:: DATA SUPPLIED ::
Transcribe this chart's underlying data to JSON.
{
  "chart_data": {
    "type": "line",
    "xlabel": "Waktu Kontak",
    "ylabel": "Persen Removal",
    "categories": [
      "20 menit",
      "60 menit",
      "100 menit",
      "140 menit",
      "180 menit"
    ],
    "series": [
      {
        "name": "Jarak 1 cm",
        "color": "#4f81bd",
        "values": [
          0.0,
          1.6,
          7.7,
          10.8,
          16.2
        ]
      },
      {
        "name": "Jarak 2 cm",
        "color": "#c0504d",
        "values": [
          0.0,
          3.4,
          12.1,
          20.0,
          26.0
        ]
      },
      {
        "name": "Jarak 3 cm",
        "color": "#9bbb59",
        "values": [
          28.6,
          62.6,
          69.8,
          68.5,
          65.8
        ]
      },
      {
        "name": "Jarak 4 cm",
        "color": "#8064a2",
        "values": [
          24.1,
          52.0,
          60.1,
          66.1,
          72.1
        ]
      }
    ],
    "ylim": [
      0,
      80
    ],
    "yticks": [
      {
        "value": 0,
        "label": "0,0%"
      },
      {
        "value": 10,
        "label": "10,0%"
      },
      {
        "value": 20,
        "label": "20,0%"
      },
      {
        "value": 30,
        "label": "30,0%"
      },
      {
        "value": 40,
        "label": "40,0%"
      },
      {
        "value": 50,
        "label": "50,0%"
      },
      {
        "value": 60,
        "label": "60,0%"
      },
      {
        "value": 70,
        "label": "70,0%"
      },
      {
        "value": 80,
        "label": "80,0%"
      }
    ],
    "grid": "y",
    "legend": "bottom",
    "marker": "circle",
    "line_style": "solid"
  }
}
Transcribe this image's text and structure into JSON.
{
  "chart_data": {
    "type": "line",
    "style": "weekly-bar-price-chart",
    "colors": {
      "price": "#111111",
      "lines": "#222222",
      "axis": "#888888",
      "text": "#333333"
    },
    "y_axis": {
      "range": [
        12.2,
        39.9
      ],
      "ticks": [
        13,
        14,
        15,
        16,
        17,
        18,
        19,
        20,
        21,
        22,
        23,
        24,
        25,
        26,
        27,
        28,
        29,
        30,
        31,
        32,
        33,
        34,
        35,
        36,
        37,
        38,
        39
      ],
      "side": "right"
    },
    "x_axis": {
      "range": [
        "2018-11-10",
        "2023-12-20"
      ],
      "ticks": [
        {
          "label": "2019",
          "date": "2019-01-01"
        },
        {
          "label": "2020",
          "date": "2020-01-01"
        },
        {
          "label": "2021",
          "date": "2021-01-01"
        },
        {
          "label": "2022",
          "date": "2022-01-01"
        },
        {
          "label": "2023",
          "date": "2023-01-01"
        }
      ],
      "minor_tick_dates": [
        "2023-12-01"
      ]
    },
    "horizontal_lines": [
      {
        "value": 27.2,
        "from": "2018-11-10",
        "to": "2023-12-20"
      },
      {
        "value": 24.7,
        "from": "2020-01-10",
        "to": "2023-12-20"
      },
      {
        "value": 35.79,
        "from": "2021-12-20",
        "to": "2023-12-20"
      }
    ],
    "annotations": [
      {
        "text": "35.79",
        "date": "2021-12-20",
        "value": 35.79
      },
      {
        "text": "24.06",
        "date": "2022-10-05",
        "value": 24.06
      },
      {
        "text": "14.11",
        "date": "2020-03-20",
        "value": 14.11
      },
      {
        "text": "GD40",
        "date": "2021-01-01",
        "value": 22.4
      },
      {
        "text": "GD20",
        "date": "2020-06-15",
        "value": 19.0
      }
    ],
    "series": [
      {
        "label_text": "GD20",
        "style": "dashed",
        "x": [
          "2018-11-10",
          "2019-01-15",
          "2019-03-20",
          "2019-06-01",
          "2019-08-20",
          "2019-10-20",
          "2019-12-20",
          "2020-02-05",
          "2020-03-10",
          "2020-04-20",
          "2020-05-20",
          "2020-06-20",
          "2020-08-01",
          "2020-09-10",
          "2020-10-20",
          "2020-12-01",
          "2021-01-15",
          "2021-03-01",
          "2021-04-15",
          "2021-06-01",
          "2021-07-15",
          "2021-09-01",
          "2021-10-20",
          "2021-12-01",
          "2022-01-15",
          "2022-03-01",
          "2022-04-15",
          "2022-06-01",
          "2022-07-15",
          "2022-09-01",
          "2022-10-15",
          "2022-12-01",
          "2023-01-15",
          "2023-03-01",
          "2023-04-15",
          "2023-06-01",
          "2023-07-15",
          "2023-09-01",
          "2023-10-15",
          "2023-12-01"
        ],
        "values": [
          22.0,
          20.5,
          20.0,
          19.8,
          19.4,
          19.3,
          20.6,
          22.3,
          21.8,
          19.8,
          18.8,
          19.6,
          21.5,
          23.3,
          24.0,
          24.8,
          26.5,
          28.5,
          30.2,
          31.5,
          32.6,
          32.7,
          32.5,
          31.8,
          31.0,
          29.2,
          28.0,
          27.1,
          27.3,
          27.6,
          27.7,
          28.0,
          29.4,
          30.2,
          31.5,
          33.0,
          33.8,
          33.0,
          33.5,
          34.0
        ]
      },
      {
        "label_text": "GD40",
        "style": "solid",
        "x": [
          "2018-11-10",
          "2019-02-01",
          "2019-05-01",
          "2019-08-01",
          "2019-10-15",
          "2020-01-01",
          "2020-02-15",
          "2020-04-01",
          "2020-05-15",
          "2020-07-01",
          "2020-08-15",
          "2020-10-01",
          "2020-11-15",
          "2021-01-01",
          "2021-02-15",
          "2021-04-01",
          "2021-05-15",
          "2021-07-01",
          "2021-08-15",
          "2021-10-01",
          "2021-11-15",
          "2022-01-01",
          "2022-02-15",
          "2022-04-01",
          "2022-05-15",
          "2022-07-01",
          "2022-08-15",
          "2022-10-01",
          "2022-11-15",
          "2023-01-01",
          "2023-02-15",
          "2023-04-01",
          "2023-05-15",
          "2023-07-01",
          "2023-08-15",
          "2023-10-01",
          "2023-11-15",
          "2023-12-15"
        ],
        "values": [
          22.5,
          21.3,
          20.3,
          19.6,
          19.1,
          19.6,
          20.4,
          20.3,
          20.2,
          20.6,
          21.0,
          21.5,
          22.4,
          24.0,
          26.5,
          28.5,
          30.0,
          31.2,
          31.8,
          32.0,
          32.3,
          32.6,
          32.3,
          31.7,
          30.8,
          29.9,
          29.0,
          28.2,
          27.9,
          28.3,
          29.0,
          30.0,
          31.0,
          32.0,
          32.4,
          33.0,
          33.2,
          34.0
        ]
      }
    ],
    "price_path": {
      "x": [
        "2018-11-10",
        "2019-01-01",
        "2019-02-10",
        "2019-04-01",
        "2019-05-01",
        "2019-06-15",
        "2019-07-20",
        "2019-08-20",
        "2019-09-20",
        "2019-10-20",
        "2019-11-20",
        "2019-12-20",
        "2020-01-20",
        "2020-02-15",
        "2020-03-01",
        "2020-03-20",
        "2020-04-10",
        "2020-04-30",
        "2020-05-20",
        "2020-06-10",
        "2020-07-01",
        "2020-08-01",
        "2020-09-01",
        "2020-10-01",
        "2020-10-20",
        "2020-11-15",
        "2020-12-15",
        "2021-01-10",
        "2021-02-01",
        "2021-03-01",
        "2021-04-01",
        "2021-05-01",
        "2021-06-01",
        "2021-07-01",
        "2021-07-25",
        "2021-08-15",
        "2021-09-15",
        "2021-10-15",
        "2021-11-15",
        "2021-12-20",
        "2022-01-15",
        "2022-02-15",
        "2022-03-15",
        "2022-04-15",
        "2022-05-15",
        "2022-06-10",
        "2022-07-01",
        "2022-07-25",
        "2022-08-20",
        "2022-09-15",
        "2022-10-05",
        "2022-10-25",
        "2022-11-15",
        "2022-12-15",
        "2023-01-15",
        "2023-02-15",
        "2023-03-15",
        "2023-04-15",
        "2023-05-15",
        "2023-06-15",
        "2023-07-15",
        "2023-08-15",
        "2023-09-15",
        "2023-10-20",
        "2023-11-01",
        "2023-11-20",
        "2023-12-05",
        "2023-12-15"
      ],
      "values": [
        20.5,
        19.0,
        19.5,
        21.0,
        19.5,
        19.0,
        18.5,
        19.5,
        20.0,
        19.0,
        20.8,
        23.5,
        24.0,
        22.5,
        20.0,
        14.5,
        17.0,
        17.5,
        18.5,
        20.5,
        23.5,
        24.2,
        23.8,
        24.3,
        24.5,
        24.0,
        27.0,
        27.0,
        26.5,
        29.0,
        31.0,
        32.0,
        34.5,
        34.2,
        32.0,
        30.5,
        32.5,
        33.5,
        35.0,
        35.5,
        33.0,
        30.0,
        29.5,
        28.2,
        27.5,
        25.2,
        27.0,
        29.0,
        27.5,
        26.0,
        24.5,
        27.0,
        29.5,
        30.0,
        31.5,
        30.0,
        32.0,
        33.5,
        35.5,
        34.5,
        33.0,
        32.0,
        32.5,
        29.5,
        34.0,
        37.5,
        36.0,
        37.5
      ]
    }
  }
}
:::
● GIVEN REQUEST
Which lines hold the word "this"? Copy each of them from the records.

● EXERCISE ANSWER
Transcribe this chart's underlying data to JSON.
Transcribe this image's text and structure into JSON.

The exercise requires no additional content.